Stored data
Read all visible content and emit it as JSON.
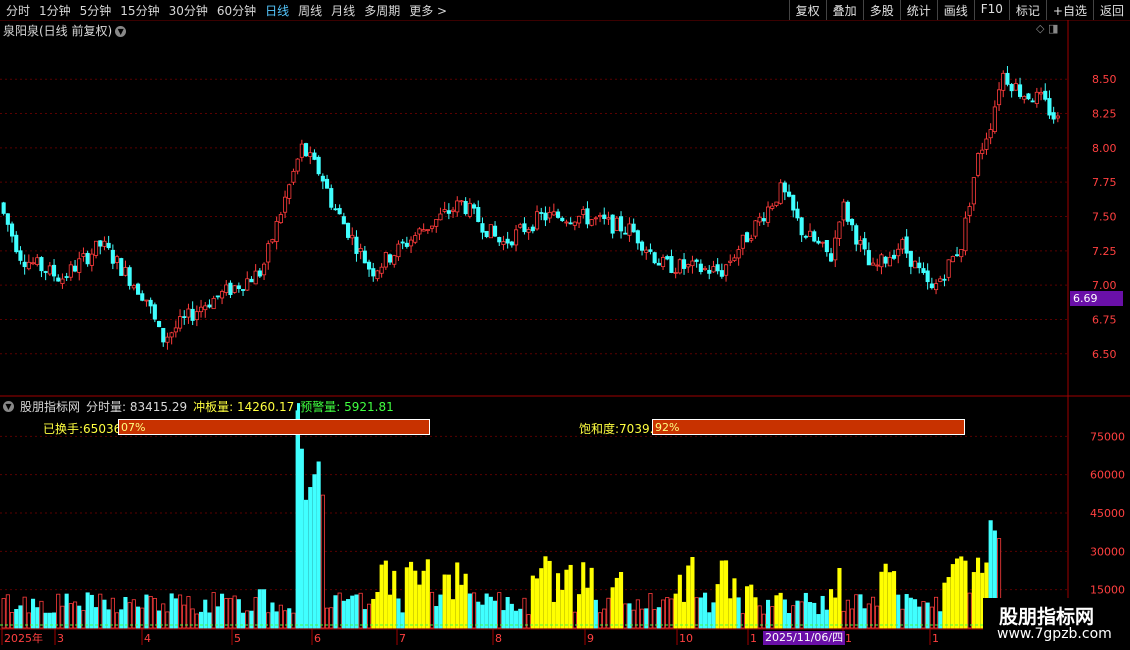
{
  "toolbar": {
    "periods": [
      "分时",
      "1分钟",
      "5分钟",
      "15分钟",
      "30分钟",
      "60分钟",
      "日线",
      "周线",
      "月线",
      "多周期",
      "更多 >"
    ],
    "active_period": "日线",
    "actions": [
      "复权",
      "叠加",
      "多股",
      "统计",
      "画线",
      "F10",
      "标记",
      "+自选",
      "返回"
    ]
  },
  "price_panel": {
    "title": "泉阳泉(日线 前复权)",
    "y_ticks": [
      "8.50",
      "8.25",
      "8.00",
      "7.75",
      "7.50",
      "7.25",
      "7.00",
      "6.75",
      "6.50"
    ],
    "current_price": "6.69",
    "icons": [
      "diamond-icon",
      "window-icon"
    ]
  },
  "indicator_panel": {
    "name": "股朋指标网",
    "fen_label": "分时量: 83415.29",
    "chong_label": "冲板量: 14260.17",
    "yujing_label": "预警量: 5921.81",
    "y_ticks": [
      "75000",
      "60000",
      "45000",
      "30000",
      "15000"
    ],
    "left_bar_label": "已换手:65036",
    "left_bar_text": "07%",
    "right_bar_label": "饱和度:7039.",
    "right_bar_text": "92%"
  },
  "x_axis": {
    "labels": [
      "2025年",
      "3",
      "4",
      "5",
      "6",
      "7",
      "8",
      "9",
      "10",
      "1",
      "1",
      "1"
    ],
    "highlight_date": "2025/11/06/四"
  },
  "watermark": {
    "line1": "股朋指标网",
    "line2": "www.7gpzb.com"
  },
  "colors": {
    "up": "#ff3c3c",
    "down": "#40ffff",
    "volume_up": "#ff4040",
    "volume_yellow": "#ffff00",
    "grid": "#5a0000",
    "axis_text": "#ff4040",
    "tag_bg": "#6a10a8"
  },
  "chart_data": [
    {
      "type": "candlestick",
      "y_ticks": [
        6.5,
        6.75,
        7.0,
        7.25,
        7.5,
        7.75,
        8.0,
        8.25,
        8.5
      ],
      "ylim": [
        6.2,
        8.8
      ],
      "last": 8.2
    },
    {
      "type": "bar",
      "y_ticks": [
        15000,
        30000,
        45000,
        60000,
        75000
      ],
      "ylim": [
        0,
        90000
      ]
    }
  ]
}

* * *

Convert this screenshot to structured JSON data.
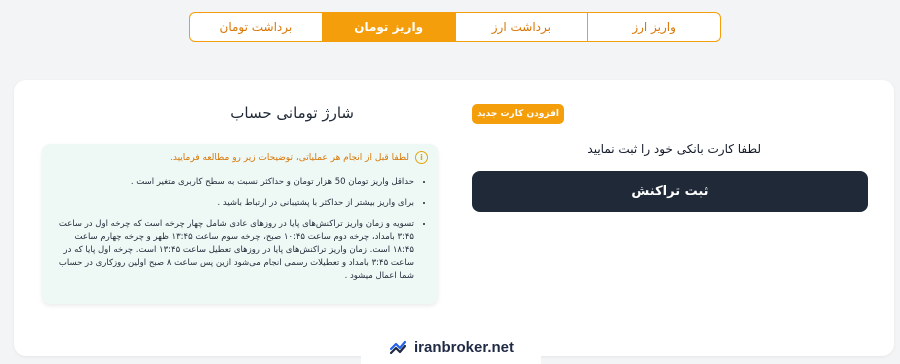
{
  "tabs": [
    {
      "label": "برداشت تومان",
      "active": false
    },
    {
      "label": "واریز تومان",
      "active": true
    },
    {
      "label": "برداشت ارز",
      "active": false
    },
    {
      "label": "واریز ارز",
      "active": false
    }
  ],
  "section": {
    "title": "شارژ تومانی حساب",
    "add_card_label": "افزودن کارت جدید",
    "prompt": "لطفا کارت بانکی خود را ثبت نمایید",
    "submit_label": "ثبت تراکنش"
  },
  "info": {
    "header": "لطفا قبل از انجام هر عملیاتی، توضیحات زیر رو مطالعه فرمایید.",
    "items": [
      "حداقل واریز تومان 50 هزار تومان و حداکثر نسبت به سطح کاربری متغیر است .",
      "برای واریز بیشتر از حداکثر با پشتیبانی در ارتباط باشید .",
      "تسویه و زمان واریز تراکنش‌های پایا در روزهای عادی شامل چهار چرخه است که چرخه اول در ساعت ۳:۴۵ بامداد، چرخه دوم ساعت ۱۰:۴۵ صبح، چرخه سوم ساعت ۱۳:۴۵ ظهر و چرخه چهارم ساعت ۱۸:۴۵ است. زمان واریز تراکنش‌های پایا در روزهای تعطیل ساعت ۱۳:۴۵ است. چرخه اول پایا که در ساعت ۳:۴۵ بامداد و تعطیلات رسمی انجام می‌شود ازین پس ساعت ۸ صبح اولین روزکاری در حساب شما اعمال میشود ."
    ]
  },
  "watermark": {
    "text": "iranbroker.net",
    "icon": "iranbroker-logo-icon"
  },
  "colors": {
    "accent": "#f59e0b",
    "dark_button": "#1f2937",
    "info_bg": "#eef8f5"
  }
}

STATED EXERCISE | Give only the count of lines in the data that include the string "کارت".

SOLUTION FOR THIS PROBLEM | 2